Copy every line that contains the string "been" from the entries below.

----------------

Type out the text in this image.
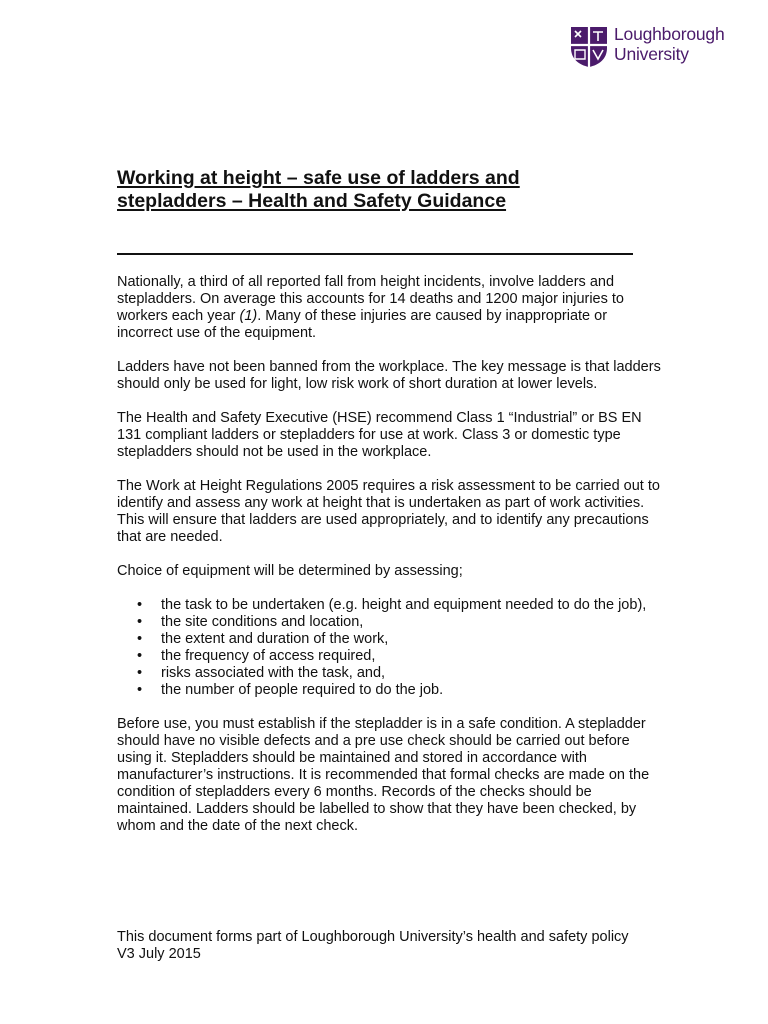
Loughborough
University
Working at height – safe use of ladders and
stepladders – Health and Safety Guidance

Nationally, a third of all reported fall from height incidents, involve ladders and stepladders. On average this accounts for 14 deaths and 1200 major injuries to workers each year (1). Many of these injuries are caused by inappropriate or incorrect use of the equipment.

Ladders have not been banned from the workplace. The key message is that ladders should only be used for light, low risk work of short duration at lower levels.

The Health and Safety Executive (HSE) recommend Class 1 “Industrial” or BS EN 131 compliant ladders or stepladders for use at work. Class 3 or domestic type stepladders should not be used in the workplace.

The Work at Height Regulations 2005 requires a risk assessment to be carried out to identify and assess any work at height that is undertaken as part of work activities. This will ensure that ladders are used appropriately, and to identify any precautions that are needed.

Choice of equipment will be determined by assessing;

• the task to be undertaken (e.g. height and equipment needed to do the job),
• the site conditions and location,
• the extent and duration of the work,
• the frequency of access required,
• risks associated with the task, and,
• the number of people required to do the job.

Before use, you must establish if the stepladder is in a safe condition. A stepladder should have no visible defects and a pre use check should be carried out before using it. Stepladders should be maintained and stored in accordance with manufacturer’s instructions. It is recommended that formal checks are made on the condition of stepladders every 6 months. Records of the checks should be maintained. Ladders should be labelled to show that they have been checked, by whom and the date of the next check.

This document forms part of Loughborough University’s health and safety policy
V3 July 2015
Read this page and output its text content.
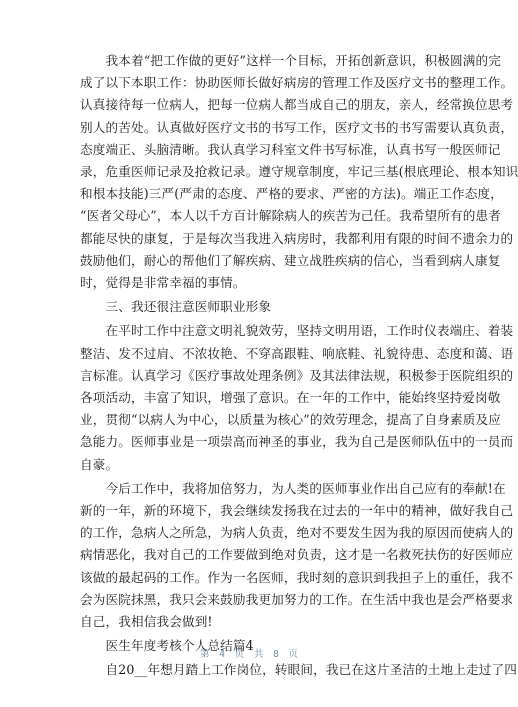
　　我本着“把工作做的更好”这样一个目标，开拓创新意识，积极圆满的完
成了以下本职工作：协助医师长做好病房的管理工作及医疗文书的整理工作。
认真接待每一位病人，把每一位病人都当成自己的朋友，亲人，经常换位思考
别人的苦处。认真做好医疗文书的书写工作，医疗文书的书写需要认真负责，
态度端正、头脑清晰。我认真学习科室文件书写标准，认真书写一般医师记
录，危重医师记录及抢救记录。遵守规章制度，牢记三基(根底理论、根本知识
和根本技能)三严(严肃的态度、严格的要求、严密的方法)。端正工作态度，
“医者父母心”，本人以千方百计解除病人的疾苦为己任。我希望所有的患者
都能尽快的康复，于是每次当我进入病房时，我都利用有限的时间不遗余力的
鼓励他们，耐心的帮他们了解疾病、建立战胜疾病的信心，当看到病人康复
时，觉得是非常幸福的事情。
　　三、我还很注意医师职业形象
　　在平时工作中注意文明礼貌效劳，坚持文明用语，工作时仪表端庄、着装
整洁、发不过肩、不浓妆艳、不穿高跟鞋、响底鞋、礼貌待患、态度和蔼、语
言标准。认真学习《医疗事故处理条例》及其法律法规，积极参于医院组织的
各项活动，丰富了知识，增强了意识。在一年的工作中，能始终坚持爱岗敬
业，贯彻“以病人为中心，以质量为核心”的效劳理念，提高了自身素质及应
急能力。医师事业是一项崇高而神圣的事业，我为自己是医师队伍中的一员而
自豪。
　　今后工作中，我将加倍努力，为人类的医师事业作出自己应有的奉献!在
新的一年，新的环境下，我会继续发扬我在过去的一年中的精神，做好我自己
的工作，急病人之所急，为病人负责，绝对不要发生因为我的原因而使病人的
病情恶化，我对自己的工作要做到绝对负责，这才是一名救死扶伤的好医师应
该做的最起码的工作。作为一名医师，我时刻的意识到我担子上的重任，我不
会为医院抹黑，我只会来鼓励我更加努力的工作。在生活中我也是会严格要求
自己，我相信我会做到!
　　医生年度考核个人总结篇4
　　自20__年想月踏上工作岗位，转眼间，我已在这片圣洁的土地上走过了四
第 4 页 共 8 页
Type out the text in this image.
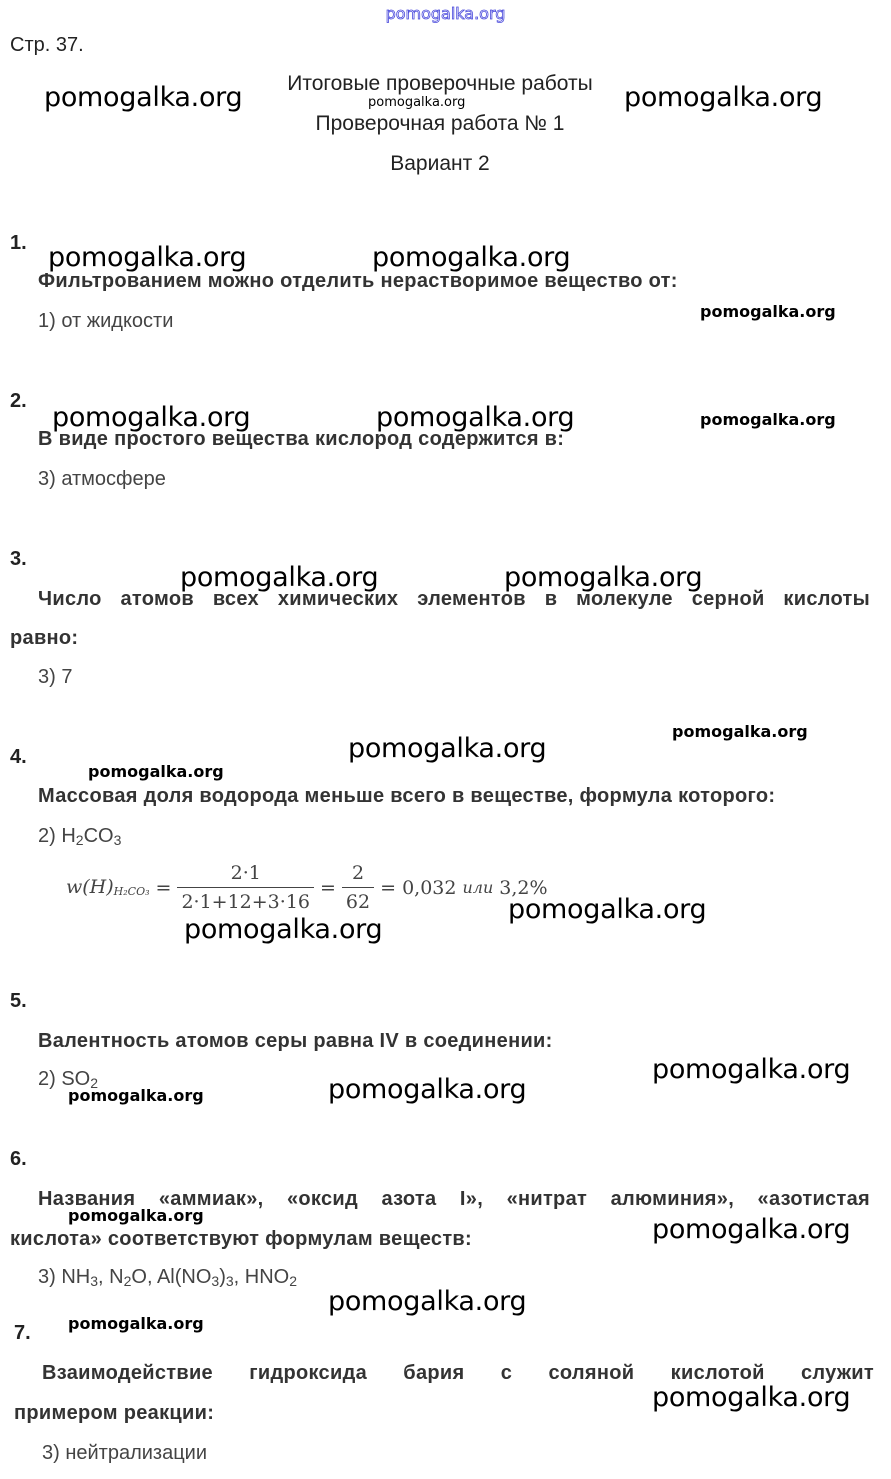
pomogalka.org
Стр. 37.
Итоговые проверочные работы
Проверочная работа № 1
Вариант 2
1.
Фильтрованием можно отделить нерастворимое вещество от:
1) от жидкости
2.
В виде простого вещества кислород содержится в:
3) атмосфере
3.
Число атомов всех химических элементов в молекуле серной кислоты
равно:
3) 7
4.
Массовая доля водорода меньше всего в веществе, формула которого:
2) $H_2CO_3$
$w(H)_{H_2CO_3} = \frac{2\cdot 1}{2\cdot 1+12+3\cdot 16} = \frac{2}{62} = 0,032$ или 3,2%
5.
Валентность атомов серы равна IV в соединении:
2) $SO_2$
6.
Названия «аммиак», «оксид азота I», «нитрат алюминия», «азотистая
кислота» соответствуют формулам веществ:
3) $NH_3$, $N_2O$, $Al(NO_3)_3$, $HNO_2$
7.
Взаимодействие гидроксида бария с соляной кислотой служит
примером реакции:
3) нейтрализации
pomogalka.org	pomogalka.org
pomogalka.org
pomogalka.org	pomogalka.org
pomogalka.org
pomogalka.org	pomogalka.org	pomogalka.org
pomogalka.org	pomogalka.org
pomogalka.org
pomogalka.org
pomogalka.org
pomogalka.org
pomogalka.org
pomogalka.org
pomogalka.org
pomogalka.org
pomogalka.org	pomogalka.org
pomogalka.org
pomogalka.org
pomogalka.org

----------------

• **TASK OUTPUT**:
Ladders have not been banned from the workplace. The key message is that ladders should only be used for light, low risk work of short duration at lower levels.
Before use, you must establish if the stepladder is in a safe condition. A stepladder should have no visible defects and a pre use check should be carried out before using it. Stepladders should be maintained and stored in accordance with manufacturer’s instructions. It is recommended that formal checks are made on the condition of stepladders every 6 months. Records of the checks should be maintained. Ladders should be labelled to show that they have been checked, by whom and the date of the next check.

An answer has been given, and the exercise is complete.